Repeat every entry word for word, but leave the images out of your copy.

--------

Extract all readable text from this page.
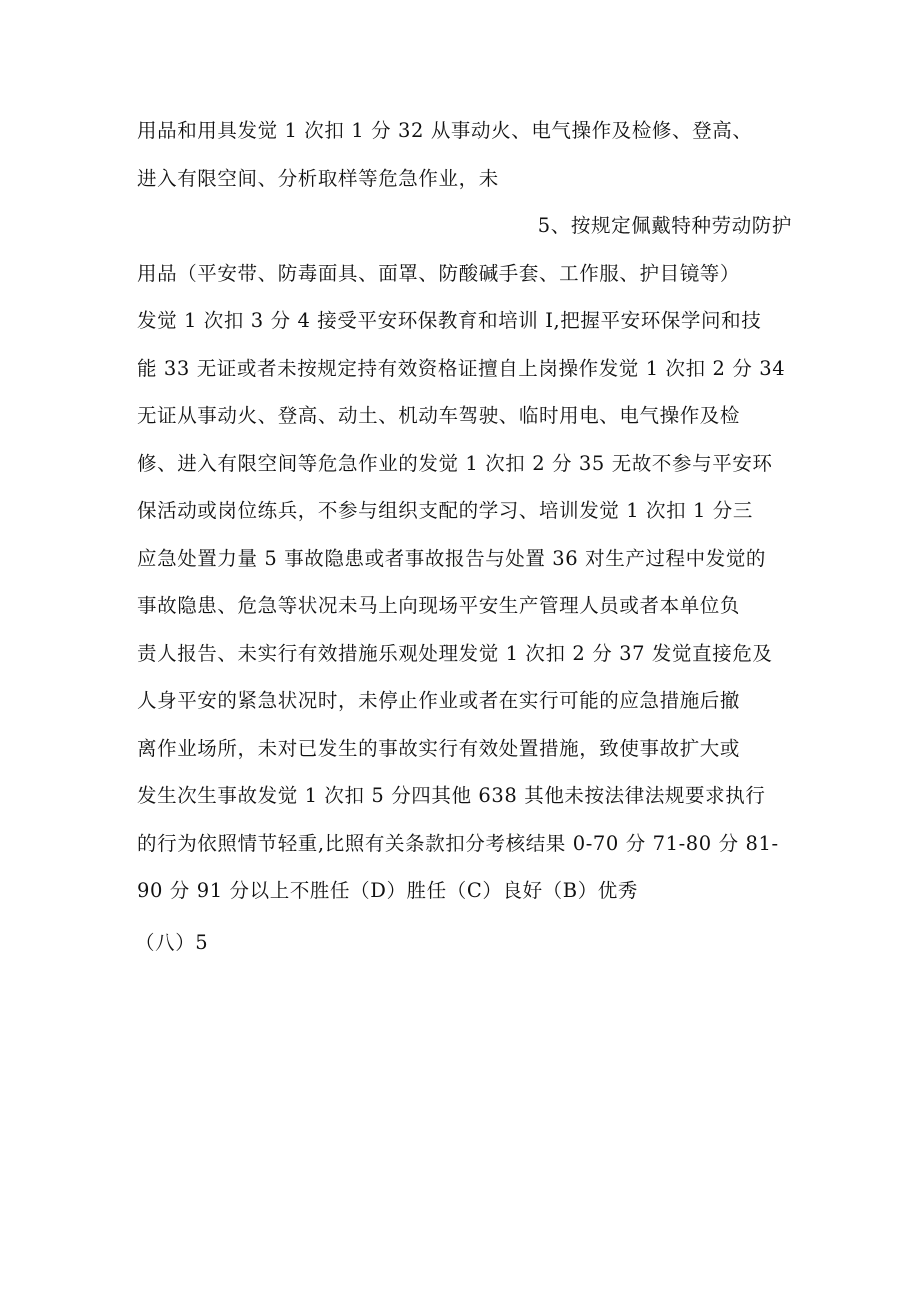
用品和用具发觉 1 次扣 1 分 32 从事动火、电气操作及检修、登高、
进入有限空间、分析取样等危急作业，未
5、按规定佩戴特种劳动防护
用品（平安带、防毒面具、面罩、防酸碱手套、工作服、护目镜等）
发觉 1 次扣 3 分 4 接受平安环保教育和培训 I,把握平安环保学问和技
能 33 无证或者未按规定持有效资格证擅自上岗操作发觉 1 次扣 2 分 34
无证从事动火、登高、动土、机动车驾驶、临时用电、电气操作及检
修、进入有限空间等危急作业的发觉 1 次扣 2 分 35 无故不参与平安环
保活动或岗位练兵，不参与组织支配的学习、培训发觉 1 次扣 1 分三
应急处置力量 5 事故隐患或者事故报告与处置 36 对生产过程中发觉的
事故隐患、危急等状况未马上向现场平安生产管理人员或者本单位负
责人报告、未实行有效措施乐观处理发觉 1 次扣 2 分 37 发觉直接危及
人身平安的紧急状况时，未停止作业或者在实行可能的应急措施后撤
离作业场所，未对已发生的事故实行有效处置措施，致使事故扩大或
发生次生事故发觉 1 次扣 5 分四其他 638 其他未按法律法规要求执行
的行为依照情节轻重,比照有关条款扣分考核结果 0-70 分 71-80 分 81-
90 分 91 分以上不胜任（D）胜任（C）良好（B）优秀
（八）5
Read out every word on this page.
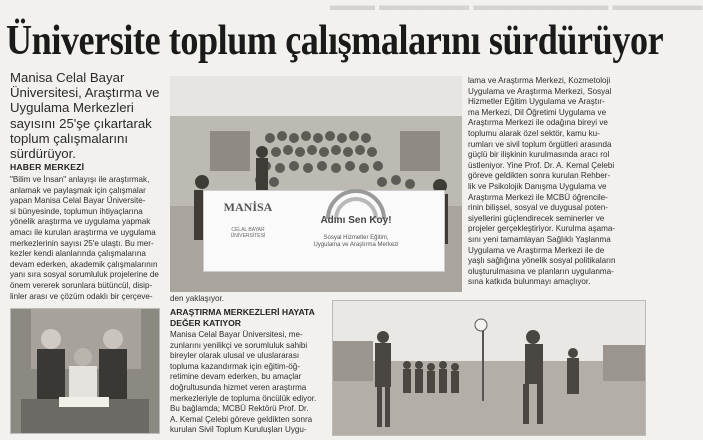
▬▬▬ ▬▬▬▬▬▬ ▬▬▬▬▬▬▬▬▬ ▬▬▬▬▬▬
Üniversite toplum çalışmalarını sürdürüyor
Manisa Celal Bayar Üniversitesi, Araştırma ve Uygulama Merkezleri sayısını 25'şe çıkartarak toplum çalışmalarını sürdürüyor.
HABER MERKEZİ

"Bilim ve İnsan" anlayışı ile araştırmak,

anlamak ve paylaşmak için çalışmalar

yapan Manisa Celal Bayar Üniversite-

si bünyesinde, toplumun ihtiyaçlarına

yönelik araştırma ve uygulama yapmak

amacı ile kurulan araştırma ve uygulama

merkezlerinin sayısı 25'e ulaştı. Bu mer-

kezler kendi alanlarında çalışmalarına

devam ederken, akademik çalışmalarının

yanı sıra sosyal sorumluluk projelerine de

önem vererek sorunlara bütüncül, disip-

linler arası ve çözüm odaklı bir çerçeve-

MANİSA
CELAL BAYAR ÜNİVERSİTESİ
Adını Sen Koy!
Sosyal Hizmetler Eğitim,
Uygulama ve Araştırma Merkezi
den yaklaşıyor.
ARAŞTIRMA MERKEZLERİ HAYATA DEĞER KATIYOR

Manisa Celal Bayar Üniversitesi, me-

zunlarını yenilikçi ve sorumluluk sahibi

bireyler olarak ulusal ve uluslararası

topluma kazandırmak için eğitim-öğ-

retimine devam ederken, bu amaçlar

doğrultusunda hizmet veren araştırma

merkezleriyle de topluma öncülük ediyor.

Bu bağlamda; MCBÜ Rektörü Prof. Dr.

A. Kemal Çelebi göreve geldikten sonra

kurulan Sivil Toplum Kuruluşları Uygu-

lama ve Araştırma Merkezi, Kozmetoloji

Uygulama ve Araştırma Merkezi, Sosyal

Hizmetler Eğitim Uygulama ve Araştır-

ma Merkezi, Dil Öğretimi Uygulama ve

Araştırma Merkezi ile odağına bireyi ve

toplumu alarak özel sektör, kamu ku-

rumları ve sivil toplum örgütleri arasında

güçlü bir ilişkinin kurulmasında aracı rol

üstleniyor. Yine Prof. Dr. A. Kemal Çelebi

göreve geldikten sonra kurulan Rehber-

lik ve Psikolojik Danışma Uygulama ve

Araştırma Merkezi ile MCBÜ öğrencile-

rinin bilişsel, sosyal ve duygusal poten-

siyellerini güçlendirecek seminerler ve

projeler gerçekleştiriyor. Kurulma aşama-

sını yeni tamamlayan Sağlıklı Yaşlanma

Uygulama ve Araştırma Merkezi ile de

yaşlı sağlığına yönelik sosyal politikaların

oluşturulmasına ve planların uygulanma-

sına katkıda bulunmayı amaçlıyor.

--------

» **THE ANSWER**
Extract all readable text from this page.
用品和用具发觉 1 次扣 1 分 32 从事动火、电气操作及检修、登高、
进入有限空间、分析取样等危急作业，未
5、按规定佩戴特种劳动防护
用品（平安带、防毒面具、面罩、防酸碱手套、工作服、护目镜等）
发觉 1 次扣 3 分 4 接受平安环保教育和培训 I,把握平安环保学问和技
能 33 无证或者未按规定持有效资格证擅自上岗操作发觉 1 次扣 2 分 34
无证从事动火、登高、动土、机动车驾驶、临时用电、电气操作及检
修、进入有限空间等危急作业的发觉 1 次扣 2 分 35 无故不参与平安环
保活动或岗位练兵，不参与组织支配的学习、培训发觉 1 次扣 1 分三
应急处置力量 5 事故隐患或者事故报告与处置 36 对生产过程中发觉的
事故隐患、危急等状况未马上向现场平安生产管理人员或者本单位负
责人报告、未实行有效措施乐观处理发觉 1 次扣 2 分 37 发觉直接危及
人身平安的紧急状况时，未停止作业或者在实行可能的应急措施后撤
离作业场所，未对已发生的事故实行有效处置措施，致使事故扩大或
发生次生事故发觉 1 次扣 5 分四其他 638 其他未按法律法规要求执行
的行为依照情节轻重,比照有关条款扣分考核结果 0-70 分 71-80 分 81-
90 分 91 分以上不胜任（D）胜任（C）良好（B）优秀
（八）5
Read out every word on this page.
▬▬▬ ▬▬▬▬▬▬ ▬▬▬▬▬▬▬▬▬ ▬▬▬▬▬▬
Üniversite toplum çalışmalarını sürdürüyor
Manisa Celal Bayar Üniversitesi, Araştırma ve Uygulama Merkezleri sayısını 25'şe çıkartarak toplum çalışmalarını sürdürüyor.
HABER MERKEZİ

"Bilim ve İnsan" anlayışı ile araştırmak,

anlamak ve paylaşmak için çalışmalar

yapan Manisa Celal Bayar Üniversite-

si bünyesinde, toplumun ihtiyaçlarına

yönelik araştırma ve uygulama yapmak

amacı ile kurulan araştırma ve uygulama

merkezlerinin sayısı 25'e ulaştı. Bu mer-

kezler kendi alanlarında çalışmalarına

devam ederken, akademik çalışmalarının

yanı sıra sosyal sorumluluk projelerine de

önem vererek sorunlara bütüncül, disip-

linler arası ve çözüm odaklı bir çerçeve-

MANİSA
CELAL BAYAR ÜNİVERSİTESİ
Adını Sen Koy!
Sosyal Hizmetler Eğitim,
Uygulama ve Araştırma Merkezi
den yaklaşıyor.
ARAŞTIRMA MERKEZLERİ HAYATA DEĞER KATIYOR

Manisa Celal Bayar Üniversitesi, me-

zunlarını yenilikçi ve sorumluluk sahibi

bireyler olarak ulusal ve uluslararası

topluma kazandırmak için eğitim-öğ-

retimine devam ederken, bu amaçlar

doğrultusunda hizmet veren araştırma

merkezleriyle de topluma öncülük ediyor.

Bu bağlamda; MCBÜ Rektörü Prof. Dr.

A. Kemal Çelebi göreve geldikten sonra

kurulan Sivil Toplum Kuruluşları Uygu-

lama ve Araştırma Merkezi, Kozmetoloji

Uygulama ve Araştırma Merkezi, Sosyal

Hizmetler Eğitim Uygulama ve Araştır-

ma Merkezi, Dil Öğretimi Uygulama ve

Araştırma Merkezi ile odağına bireyi ve

toplumu alarak özel sektör, kamu ku-

rumları ve sivil toplum örgütleri arasında

güçlü bir ilişkinin kurulmasında aracı rol

üstleniyor. Yine Prof. Dr. A. Kemal Çelebi

göreve geldikten sonra kurulan Rehber-

lik ve Psikolojik Danışma Uygulama ve

Araştırma Merkezi ile MCBÜ öğrencile-

rinin bilişsel, sosyal ve duygusal poten-

siyellerini güçlendirecek seminerler ve

projeler gerçekleştiriyor. Kurulma aşama-

sını yeni tamamlayan Sağlıklı Yaşlanma

Uygulama ve Araştırma Merkezi ile de

yaşlı sağlığına yönelik sosyal politikaların

oluşturulmasına ve planların uygulanma-

sına katkıda bulunmayı amaçlıyor.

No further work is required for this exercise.